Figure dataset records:
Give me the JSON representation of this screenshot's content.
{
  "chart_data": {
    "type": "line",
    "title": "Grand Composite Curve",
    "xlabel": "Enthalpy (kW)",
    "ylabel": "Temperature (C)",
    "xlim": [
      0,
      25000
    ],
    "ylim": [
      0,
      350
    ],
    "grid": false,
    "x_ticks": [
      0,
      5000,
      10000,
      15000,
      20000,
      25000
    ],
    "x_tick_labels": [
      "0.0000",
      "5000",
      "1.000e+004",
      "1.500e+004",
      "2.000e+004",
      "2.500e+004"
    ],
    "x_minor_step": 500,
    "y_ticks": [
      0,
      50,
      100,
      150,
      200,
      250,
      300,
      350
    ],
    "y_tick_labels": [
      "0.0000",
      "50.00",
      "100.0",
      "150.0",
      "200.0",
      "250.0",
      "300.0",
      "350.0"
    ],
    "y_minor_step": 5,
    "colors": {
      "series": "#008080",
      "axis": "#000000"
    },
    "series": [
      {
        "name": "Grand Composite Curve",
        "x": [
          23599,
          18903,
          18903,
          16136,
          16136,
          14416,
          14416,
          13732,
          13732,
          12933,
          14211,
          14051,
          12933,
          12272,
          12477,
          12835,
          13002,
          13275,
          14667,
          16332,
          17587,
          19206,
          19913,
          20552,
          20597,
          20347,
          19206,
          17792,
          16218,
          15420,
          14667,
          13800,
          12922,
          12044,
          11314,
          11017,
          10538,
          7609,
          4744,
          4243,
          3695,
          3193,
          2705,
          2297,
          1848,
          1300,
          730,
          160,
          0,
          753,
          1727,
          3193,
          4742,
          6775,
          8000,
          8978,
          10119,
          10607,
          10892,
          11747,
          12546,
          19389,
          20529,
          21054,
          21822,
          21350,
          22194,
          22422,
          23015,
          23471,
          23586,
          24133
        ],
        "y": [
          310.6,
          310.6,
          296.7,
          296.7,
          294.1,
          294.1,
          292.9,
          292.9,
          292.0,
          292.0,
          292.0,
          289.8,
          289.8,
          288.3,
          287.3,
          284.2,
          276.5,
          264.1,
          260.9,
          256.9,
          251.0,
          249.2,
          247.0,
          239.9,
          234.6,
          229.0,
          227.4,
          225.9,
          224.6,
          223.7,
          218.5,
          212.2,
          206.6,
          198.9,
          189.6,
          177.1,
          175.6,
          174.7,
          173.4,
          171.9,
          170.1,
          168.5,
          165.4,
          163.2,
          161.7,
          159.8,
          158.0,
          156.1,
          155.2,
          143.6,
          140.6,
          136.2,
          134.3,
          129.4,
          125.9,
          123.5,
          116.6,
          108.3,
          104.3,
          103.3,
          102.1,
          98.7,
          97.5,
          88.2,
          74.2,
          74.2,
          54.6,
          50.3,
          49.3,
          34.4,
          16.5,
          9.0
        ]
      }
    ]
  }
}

#### [WHAT TO DO]
All of the material must be reproduced exactly.

#### [SOLUTION FOR THIS EXERCISE]
Give me the JSON representation of this screenshot's content.
{
  "chart_data": {
    "type": "line",
    "title": "Grand Composite Curve",
    "xlabel": "Enthalpy (kW)",
    "ylabel": "Temperature (C)",
    "xlim": [
      0,
      25000
    ],
    "ylim": [
      0,
      350
    ],
    "grid": false,
    "x_ticks": [
      0,
      5000,
      10000,
      15000,
      20000,
      25000
    ],
    "x_tick_labels": [
      "0.0000",
      "5000",
      "1.000e+004",
      "1.500e+004",
      "2.000e+004",
      "2.500e+004"
    ],
    "x_minor_step": 500,
    "y_ticks": [
      0,
      50,
      100,
      150,
      200,
      250,
      300,
      350
    ],
    "y_tick_labels": [
      "0.0000",
      "50.00",
      "100.0",
      "150.0",
      "200.0",
      "250.0",
      "300.0",
      "350.0"
    ],
    "y_minor_step": 5,
    "colors": {
      "series": "#008080",
      "axis": "#000000"
    },
    "series": [
      {
        "name": "Grand Composite Curve",
        "x": [
          23599,
          18903,
          18903,
          16136,
          16136,
          14416,
          14416,
          13732,
          13732,
          12933,
          14211,
          14051,
          12933,
          12272,
          12477,
          12835,
          13002,
          13275,
          14667,
          16332,
          17587,
          19206,
          19913,
          20552,
          20597,
          20347,
          19206,
          17792,
          16218,
          15420,
          14667,
          13800,
          12922,
          12044,
          11314,
          11017,
          10538,
          7609,
          4744,
          4243,
          3695,
          3193,
          2705,
          2297,
          1848,
          1300,
          730,
          160,
          0,
          753,
          1727,
          3193,
          4742,
          6775,
          8000,
          8978,
          10119,
          10607,
          10892,
          11747,
          12546,
          19389,
          20529,
          21054,
          21822,
          21350,
          22194,
          22422,
          23015,
          23471,
          23586,
          24133
        ],
        "y": [
          310.6,
          310.6,
          296.7,
          296.7,
          294.1,
          294.1,
          292.9,
          292.9,
          292.0,
          292.0,
          292.0,
          289.8,
          289.8,
          288.3,
          287.3,
          284.2,
          276.5,
          264.1,
          260.9,
          256.9,
          251.0,
          249.2,
          247.0,
          239.9,
          234.6,
          229.0,
          227.4,
          225.9,
          224.6,
          223.7,
          218.5,
          212.2,
          206.6,
          198.9,
          189.6,
          177.1,
          175.6,
          174.7,
          173.4,
          171.9,
          170.1,
          168.5,
          165.4,
          163.2,
          161.7,
          159.8,
          158.0,
          156.1,
          155.2,
          143.6,
          140.6,
          136.2,
          134.3,
          129.4,
          125.9,
          123.5,
          116.6,
          108.3,
          104.3,
          103.3,
          102.1,
          98.7,
          97.5,
          88.2,
          74.2,
          74.2,
          54.6,
          50.3,
          49.3,
          34.4,
          16.5,
          9.0
        ]
      }
    ]
  }
}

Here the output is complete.